(YOUR OBJECTIVE) Reproduce the entire listing word for word.

(MATERIAL FOR THE TASK)
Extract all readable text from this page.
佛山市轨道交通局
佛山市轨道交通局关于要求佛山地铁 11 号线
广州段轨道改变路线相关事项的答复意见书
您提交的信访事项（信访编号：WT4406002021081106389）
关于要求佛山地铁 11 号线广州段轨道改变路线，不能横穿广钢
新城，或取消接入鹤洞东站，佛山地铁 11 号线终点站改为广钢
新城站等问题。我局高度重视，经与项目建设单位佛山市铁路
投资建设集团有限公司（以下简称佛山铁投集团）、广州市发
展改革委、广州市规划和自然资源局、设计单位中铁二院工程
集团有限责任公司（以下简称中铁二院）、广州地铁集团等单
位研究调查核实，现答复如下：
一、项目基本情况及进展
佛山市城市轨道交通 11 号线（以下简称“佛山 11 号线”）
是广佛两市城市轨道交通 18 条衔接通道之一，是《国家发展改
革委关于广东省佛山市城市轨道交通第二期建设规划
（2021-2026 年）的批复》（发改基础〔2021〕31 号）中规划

(EXERCISE OUTPUT)
Extract all readable text from this page.
佛山市轨道交通局
佛山市轨道交通局关于要求佛山地铁 11 号线
广州段轨道改变路线相关事项的答复意见书
您提交的信访事项（信访编号：WT4406002021081106389）
关于要求佛山地铁 11 号线广州段轨道改变路线，不能横穿广钢
新城，或取消接入鹤洞东站，佛山地铁 11 号线终点站改为广钢
新城站等问题。我局高度重视，经与项目建设单位佛山市铁路
投资建设集团有限公司（以下简称佛山铁投集团）、广州市发
展改革委、广州市规划和自然资源局、设计单位中铁二院工程
集团有限责任公司（以下简称中铁二院）、广州地铁集团等单
位研究调查核实，现答复如下：
一、项目基本情况及进展
佛山市城市轨道交通 11 号线（以下简称“佛山 11 号线”）
是广佛两市城市轨道交通 18 条衔接通道之一，是《国家发展改
革委关于广东省佛山市城市轨道交通第二期建设规划
（2021-2026 年）的批复》（发改基础〔2021〕31 号）中规划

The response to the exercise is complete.